- **What you are asked to do**
Reproduce every record below exactly as written, but leave out any pictures.

>> Begin Task data

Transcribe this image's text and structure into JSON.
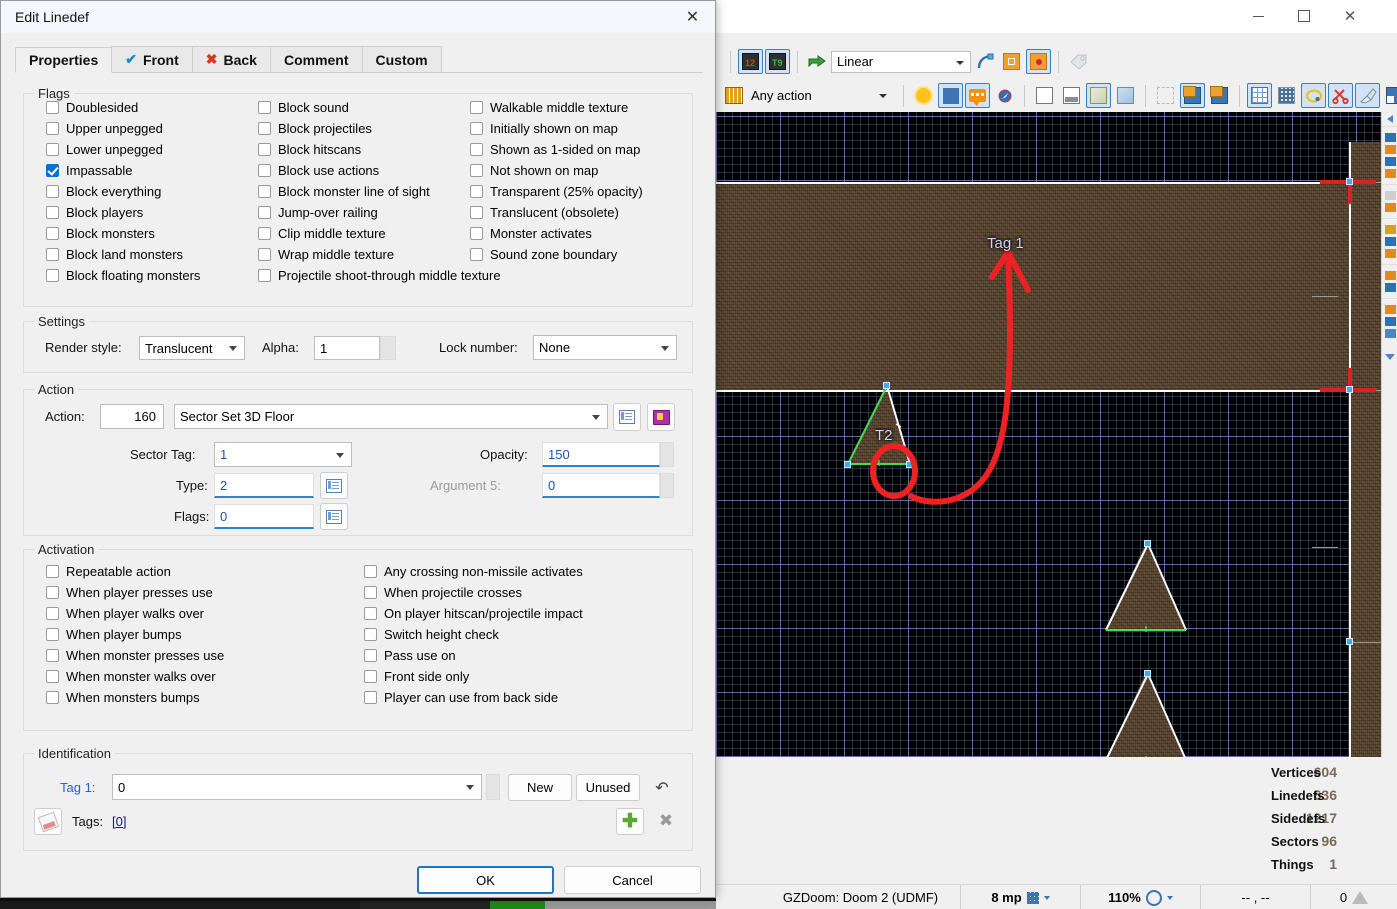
{
  "dialog": {
    "title": "Edit Linedef",
    "close_icon": "close-icon",
    "tabs": [
      {
        "label": "Properties",
        "icon": "",
        "active": true
      },
      {
        "label": "Front",
        "icon": "check-blue-icon",
        "active": false
      },
      {
        "label": "Back",
        "icon": "x-red-icon",
        "active": false
      },
      {
        "label": "Comment",
        "icon": "",
        "active": false
      },
      {
        "label": "Custom",
        "icon": "",
        "active": false
      }
    ],
    "flags": {
      "title": "Flags",
      "col1": [
        {
          "label": "Doublesided",
          "checked": false
        },
        {
          "label": "Upper unpegged",
          "checked": false
        },
        {
          "label": "Lower unpegged",
          "checked": false
        },
        {
          "label": "Impassable",
          "checked": true
        },
        {
          "label": "Block everything",
          "checked": false
        },
        {
          "label": "Block players",
          "checked": false
        },
        {
          "label": "Block monsters",
          "checked": false
        },
        {
          "label": "Block land monsters",
          "checked": false
        },
        {
          "label": "Block floating monsters",
          "checked": false
        }
      ],
      "col2": [
        {
          "label": "Block sound",
          "checked": false
        },
        {
          "label": "Block projectiles",
          "checked": false
        },
        {
          "label": "Block hitscans",
          "checked": false
        },
        {
          "label": "Block use actions",
          "checked": false
        },
        {
          "label": "Block monster line of sight",
          "checked": false
        },
        {
          "label": "Jump-over railing",
          "checked": false
        },
        {
          "label": "Clip middle texture",
          "checked": false
        },
        {
          "label": "Wrap middle texture",
          "checked": false
        },
        {
          "label": "Projectile shoot-through middle texture",
          "checked": false
        }
      ],
      "col3": [
        {
          "label": "Walkable middle texture",
          "checked": false
        },
        {
          "label": "Initially shown on map",
          "checked": false
        },
        {
          "label": "Shown as 1-sided on map",
          "checked": false
        },
        {
          "label": "Not shown on map",
          "checked": false
        },
        {
          "label": "Transparent (25% opacity)",
          "checked": false
        },
        {
          "label": "Translucent (obsolete)",
          "checked": false
        },
        {
          "label": "Monster activates",
          "checked": false
        },
        {
          "label": "Sound zone boundary",
          "checked": false
        }
      ]
    },
    "settings": {
      "title": "Settings",
      "render_style_label": "Render style:",
      "render_style_value": "Translucent",
      "alpha_label": "Alpha:",
      "alpha_value": "1",
      "lock_number_label": "Lock number:",
      "lock_number_value": "None"
    },
    "action": {
      "title": "Action",
      "action_label": "Action:",
      "action_number": "160",
      "action_name": "Sector Set 3D Floor",
      "browse_icon": "list-icon",
      "help_icon": "book-icon",
      "sector_tag_label": "Sector Tag:",
      "sector_tag_value": "1",
      "type_label": "Type:",
      "type_value": "2",
      "flags_label": "Flags:",
      "flags_value": "0",
      "opacity_label": "Opacity:",
      "opacity_value": "150",
      "argument5_label": "Argument 5:",
      "argument5_value": "0",
      "argument5_disabled": true
    },
    "activation": {
      "title": "Activation",
      "col1": [
        {
          "label": "Repeatable action",
          "checked": false
        },
        {
          "label": "When player presses use",
          "checked": false
        },
        {
          "label": "When player walks over",
          "checked": false
        },
        {
          "label": "When player bumps",
          "checked": false
        },
        {
          "label": "When monster presses use",
          "checked": false
        },
        {
          "label": "When monster walks over",
          "checked": false
        },
        {
          "label": "When monsters bumps",
          "checked": false
        }
      ],
      "col2": [
        {
          "label": "Any crossing non-missile activates",
          "checked": false
        },
        {
          "label": "When projectile crosses",
          "checked": false
        },
        {
          "label": "On player hitscan/projectile impact",
          "checked": false
        },
        {
          "label": "Switch height check",
          "checked": false
        },
        {
          "label": "Pass use on",
          "checked": false
        },
        {
          "label": "Front side only",
          "checked": false
        },
        {
          "label": "Player can use from back side",
          "checked": false
        }
      ]
    },
    "identification": {
      "title": "Identification",
      "tag1_label": "Tag 1:",
      "tag1_value": "0",
      "new_label": "New",
      "unused_label": "Unused",
      "undo_icon": "undo-icon",
      "eraser_icon": "eraser-icon",
      "tags_label": "Tags:",
      "tags_value": "[0]",
      "add_icon": "plus-icon",
      "remove_icon": "delete-icon"
    },
    "footer": {
      "ok_label": "OK",
      "cancel_label": "Cancel"
    }
  },
  "editor": {
    "window_controls": {
      "minimize": "minimize-icon",
      "maximize": "maximize-icon",
      "close": "close-icon"
    },
    "toolbar_row1": {
      "btn_12": {
        "name": "texture-12-toggle",
        "label": "12",
        "checked": true
      },
      "btn_t9": {
        "name": "texture-t9-toggle",
        "label": "T9",
        "checked": true
      },
      "export_icon": "export-icon",
      "curve_mode_value": "Linear",
      "curve_icon": "curve-icon",
      "grid_move_icon": "grid-move-icon",
      "pivot_icon": "pivot-icon",
      "tag_icon": "tag-icon"
    },
    "toolbar_row2": {
      "action_filter_icon": "columns-icon",
      "action_filter_value": "Any action",
      "brightness_icon": "brightness-icon",
      "grid_icon": "grid-icon",
      "comments_icon": "comments-icon",
      "compass_icon": "compass-icon",
      "full_bright_icon": "full-bright-icon",
      "floor_icon": "floor-icon",
      "ceiling_icon": "ceiling-icon",
      "lower_icon": "lower-icon",
      "select_icon": "marquee-select-icon",
      "sector_add_icon": "sector-add-icon",
      "sector_copy_icon": "sector-copy-icon",
      "snap_grid_icon": "snap-grid-icon",
      "grid_dense_icon": "grid-dense-icon",
      "color_picker_icon": "color-picker-icon",
      "cut_icon": "scissors-icon",
      "brush_icon": "brush-icon",
      "lock_floor_icon": "lock-floor-icon",
      "lock_ceiling_icon": "lock-ceiling-icon"
    },
    "map": {
      "annotations": [
        {
          "text": "Tag 1",
          "name": "map-annotation-tag1"
        },
        {
          "text": "T2",
          "name": "map-annotation-t2"
        }
      ]
    },
    "stats": [
      {
        "value": "604",
        "label": "Vertices"
      },
      {
        "value": "636",
        "label": "Linedefs"
      },
      {
        "value": "1217",
        "label": "Sidedefs"
      },
      {
        "value": "96",
        "label": "Sectors"
      },
      {
        "value": "1",
        "label": "Things"
      }
    ],
    "statusbar": {
      "game_config": "GZDoom: Doom 2 (UDMF)",
      "grid_size": "8 mp",
      "zoom": "110%",
      "coordinates": "-- , --",
      "counter": "0",
      "grid_icon": "grid-icon",
      "zoom_icon": "magnifier-icon",
      "triangle_icon": "triangle-icon"
    }
  },
  "colors": {
    "accent": "#1877c9",
    "annotation_red": "#ee2222",
    "map_background": "#000000",
    "texture_brown": "#5b4630",
    "stats_text": "#7a6a55"
  }
}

>> End Task data

- **Solution for this task**
Transcribe this image's text and structure into JSON.
{
  "dialog": {
    "title": "Edit Linedef",
    "close_icon": "close-icon",
    "tabs": [
      {
        "label": "Properties",
        "icon": "",
        "active": true
      },
      {
        "label": "Front",
        "icon": "check-blue-icon",
        "active": false
      },
      {
        "label": "Back",
        "icon": "x-red-icon",
        "active": false
      },
      {
        "label": "Comment",
        "icon": "",
        "active": false
      },
      {
        "label": "Custom",
        "icon": "",
        "active": false
      }
    ],
    "flags": {
      "title": "Flags",
      "col1": [
        {
          "label": "Doublesided",
          "checked": false
        },
        {
          "label": "Upper unpegged",
          "checked": false
        },
        {
          "label": "Lower unpegged",
          "checked": false
        },
        {
          "label": "Impassable",
          "checked": true
        },
        {
          "label": "Block everything",
          "checked": false
        },
        {
          "label": "Block players",
          "checked": false
        },
        {
          "label": "Block monsters",
          "checked": false
        },
        {
          "label": "Block land monsters",
          "checked": false
        },
        {
          "label": "Block floating monsters",
          "checked": false
        }
      ],
      "col2": [
        {
          "label": "Block sound",
          "checked": false
        },
        {
          "label": "Block projectiles",
          "checked": false
        },
        {
          "label": "Block hitscans",
          "checked": false
        },
        {
          "label": "Block use actions",
          "checked": false
        },
        {
          "label": "Block monster line of sight",
          "checked": false
        },
        {
          "label": "Jump-over railing",
          "checked": false
        },
        {
          "label": "Clip middle texture",
          "checked": false
        },
        {
          "label": "Wrap middle texture",
          "checked": false
        },
        {
          "label": "Projectile shoot-through middle texture",
          "checked": false
        }
      ],
      "col3": [
        {
          "label": "Walkable middle texture",
          "checked": false
        },
        {
          "label": "Initially shown on map",
          "checked": false
        },
        {
          "label": "Shown as 1-sided on map",
          "checked": false
        },
        {
          "label": "Not shown on map",
          "checked": false
        },
        {
          "label": "Transparent (25% opacity)",
          "checked": false
        },
        {
          "label": "Translucent (obsolete)",
          "checked": false
        },
        {
          "label": "Monster activates",
          "checked": false
        },
        {
          "label": "Sound zone boundary",
          "checked": false
        }
      ]
    },
    "settings": {
      "title": "Settings",
      "render_style_label": "Render style:",
      "render_style_value": "Translucent",
      "alpha_label": "Alpha:",
      "alpha_value": "1",
      "lock_number_label": "Lock number:",
      "lock_number_value": "None"
    },
    "action": {
      "title": "Action",
      "action_label": "Action:",
      "action_number": "160",
      "action_name": "Sector Set 3D Floor",
      "browse_icon": "list-icon",
      "help_icon": "book-icon",
      "sector_tag_label": "Sector Tag:",
      "sector_tag_value": "1",
      "type_label": "Type:",
      "type_value": "2",
      "flags_label": "Flags:",
      "flags_value": "0",
      "opacity_label": "Opacity:",
      "opacity_value": "150",
      "argument5_label": "Argument 5:",
      "argument5_value": "0",
      "argument5_disabled": true
    },
    "activation": {
      "title": "Activation",
      "col1": [
        {
          "label": "Repeatable action",
          "checked": false
        },
        {
          "label": "When player presses use",
          "checked": false
        },
        {
          "label": "When player walks over",
          "checked": false
        },
        {
          "label": "When player bumps",
          "checked": false
        },
        {
          "label": "When monster presses use",
          "checked": false
        },
        {
          "label": "When monster walks over",
          "checked": false
        },
        {
          "label": "When monsters bumps",
          "checked": false
        }
      ],
      "col2": [
        {
          "label": "Any crossing non-missile activates",
          "checked": false
        },
        {
          "label": "When projectile crosses",
          "checked": false
        },
        {
          "label": "On player hitscan/projectile impact",
          "checked": false
        },
        {
          "label": "Switch height check",
          "checked": false
        },
        {
          "label": "Pass use on",
          "checked": false
        },
        {
          "label": "Front side only",
          "checked": false
        },
        {
          "label": "Player can use from back side",
          "checked": false
        }
      ]
    },
    "identification": {
      "title": "Identification",
      "tag1_label": "Tag 1:",
      "tag1_value": "0",
      "new_label": "New",
      "unused_label": "Unused",
      "undo_icon": "undo-icon",
      "eraser_icon": "eraser-icon",
      "tags_label": "Tags:",
      "tags_value": "[0]",
      "add_icon": "plus-icon",
      "remove_icon": "delete-icon"
    },
    "footer": {
      "ok_label": "OK",
      "cancel_label": "Cancel"
    }
  },
  "editor": {
    "window_controls": {
      "minimize": "minimize-icon",
      "maximize": "maximize-icon",
      "close": "close-icon"
    },
    "toolbar_row1": {
      "btn_12": {
        "name": "texture-12-toggle",
        "label": "12",
        "checked": true
      },
      "btn_t9": {
        "name": "texture-t9-toggle",
        "label": "T9",
        "checked": true
      },
      "export_icon": "export-icon",
      "curve_mode_value": "Linear",
      "curve_icon": "curve-icon",
      "grid_move_icon": "grid-move-icon",
      "pivot_icon": "pivot-icon",
      "tag_icon": "tag-icon"
    },
    "toolbar_row2": {
      "action_filter_icon": "columns-icon",
      "action_filter_value": "Any action",
      "brightness_icon": "brightness-icon",
      "grid_icon": "grid-icon",
      "comments_icon": "comments-icon",
      "compass_icon": "compass-icon",
      "full_bright_icon": "full-bright-icon",
      "floor_icon": "floor-icon",
      "ceiling_icon": "ceiling-icon",
      "lower_icon": "lower-icon",
      "select_icon": "marquee-select-icon",
      "sector_add_icon": "sector-add-icon",
      "sector_copy_icon": "sector-copy-icon",
      "snap_grid_icon": "snap-grid-icon",
      "grid_dense_icon": "grid-dense-icon",
      "color_picker_icon": "color-picker-icon",
      "cut_icon": "scissors-icon",
      "brush_icon": "brush-icon",
      "lock_floor_icon": "lock-floor-icon",
      "lock_ceiling_icon": "lock-ceiling-icon"
    },
    "map": {
      "annotations": [
        {
          "text": "Tag 1",
          "name": "map-annotation-tag1"
        },
        {
          "text": "T2",
          "name": "map-annotation-t2"
        }
      ]
    },
    "stats": [
      {
        "value": "604",
        "label": "Vertices"
      },
      {
        "value": "636",
        "label": "Linedefs"
      },
      {
        "value": "1217",
        "label": "Sidedefs"
      },
      {
        "value": "96",
        "label": "Sectors"
      },
      {
        "value": "1",
        "label": "Things"
      }
    ],
    "statusbar": {
      "game_config": "GZDoom: Doom 2 (UDMF)",
      "grid_size": "8 mp",
      "zoom": "110%",
      "coordinates": "-- , --",
      "counter": "0",
      "grid_icon": "grid-icon",
      "zoom_icon": "magnifier-icon",
      "triangle_icon": "triangle-icon"
    }
  },
  "colors": {
    "accent": "#1877c9",
    "annotation_red": "#ee2222",
    "map_background": "#000000",
    "texture_brown": "#5b4630",
    "stats_text": "#7a6a55"
  }
}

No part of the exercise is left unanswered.